EXERCISE DESCRIPTION
Retype all of the data without changing a single word.

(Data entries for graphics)
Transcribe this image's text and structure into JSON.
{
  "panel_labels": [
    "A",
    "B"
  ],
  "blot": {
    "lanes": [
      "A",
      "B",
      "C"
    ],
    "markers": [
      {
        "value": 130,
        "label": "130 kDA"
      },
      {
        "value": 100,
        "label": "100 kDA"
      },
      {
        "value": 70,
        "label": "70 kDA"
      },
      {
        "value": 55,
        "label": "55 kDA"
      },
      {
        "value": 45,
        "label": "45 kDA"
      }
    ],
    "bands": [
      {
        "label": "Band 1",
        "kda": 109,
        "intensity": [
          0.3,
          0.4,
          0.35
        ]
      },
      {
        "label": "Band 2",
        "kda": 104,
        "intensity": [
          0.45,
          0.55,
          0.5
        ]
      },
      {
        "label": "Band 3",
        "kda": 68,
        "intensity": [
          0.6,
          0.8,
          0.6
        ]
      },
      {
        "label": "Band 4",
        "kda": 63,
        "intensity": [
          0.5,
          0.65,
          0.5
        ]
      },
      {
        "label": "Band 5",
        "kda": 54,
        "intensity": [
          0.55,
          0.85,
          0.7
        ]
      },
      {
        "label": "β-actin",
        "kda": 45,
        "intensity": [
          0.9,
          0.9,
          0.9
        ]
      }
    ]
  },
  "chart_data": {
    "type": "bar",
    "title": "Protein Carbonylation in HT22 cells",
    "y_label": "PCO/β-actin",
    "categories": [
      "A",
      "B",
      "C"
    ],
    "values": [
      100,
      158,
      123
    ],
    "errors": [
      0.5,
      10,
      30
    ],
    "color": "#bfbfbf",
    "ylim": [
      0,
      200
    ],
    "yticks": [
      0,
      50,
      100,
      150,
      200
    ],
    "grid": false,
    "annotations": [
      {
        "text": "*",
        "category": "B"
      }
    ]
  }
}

SOLUTION TO THIS TASK
Transcribe this image's text and structure into JSON.
{
  "panel_labels": [
    "A",
    "B"
  ],
  "blot": {
    "lanes": [
      "A",
      "B",
      "C"
    ],
    "markers": [
      {
        "value": 130,
        "label": "130 kDA"
      },
      {
        "value": 100,
        "label": "100 kDA"
      },
      {
        "value": 70,
        "label": "70 kDA"
      },
      {
        "value": 55,
        "label": "55 kDA"
      },
      {
        "value": 45,
        "label": "45 kDA"
      }
    ],
    "bands": [
      {
        "label": "Band 1",
        "kda": 109,
        "intensity": [
          0.3,
          0.4,
          0.35
        ]
      },
      {
        "label": "Band 2",
        "kda": 104,
        "intensity": [
          0.45,
          0.55,
          0.5
        ]
      },
      {
        "label": "Band 3",
        "kda": 68,
        "intensity": [
          0.6,
          0.8,
          0.6
        ]
      },
      {
        "label": "Band 4",
        "kda": 63,
        "intensity": [
          0.5,
          0.65,
          0.5
        ]
      },
      {
        "label": "Band 5",
        "kda": 54,
        "intensity": [
          0.55,
          0.85,
          0.7
        ]
      },
      {
        "label": "β-actin",
        "kda": 45,
        "intensity": [
          0.9,
          0.9,
          0.9
        ]
      }
    ]
  },
  "chart_data": {
    "type": "bar",
    "title": "Protein Carbonylation in HT22 cells",
    "y_label": "PCO/β-actin",
    "categories": [
      "A",
      "B",
      "C"
    ],
    "values": [
      100,
      158,
      123
    ],
    "errors": [
      0.5,
      10,
      30
    ],
    "color": "#bfbfbf",
    "ylim": [
      0,
      200
    ],
    "yticks": [
      0,
      50,
      100,
      150,
      200
    ],
    "grid": false,
    "annotations": [
      {
        "text": "*",
        "category": "B"
      }
    ]
  }
}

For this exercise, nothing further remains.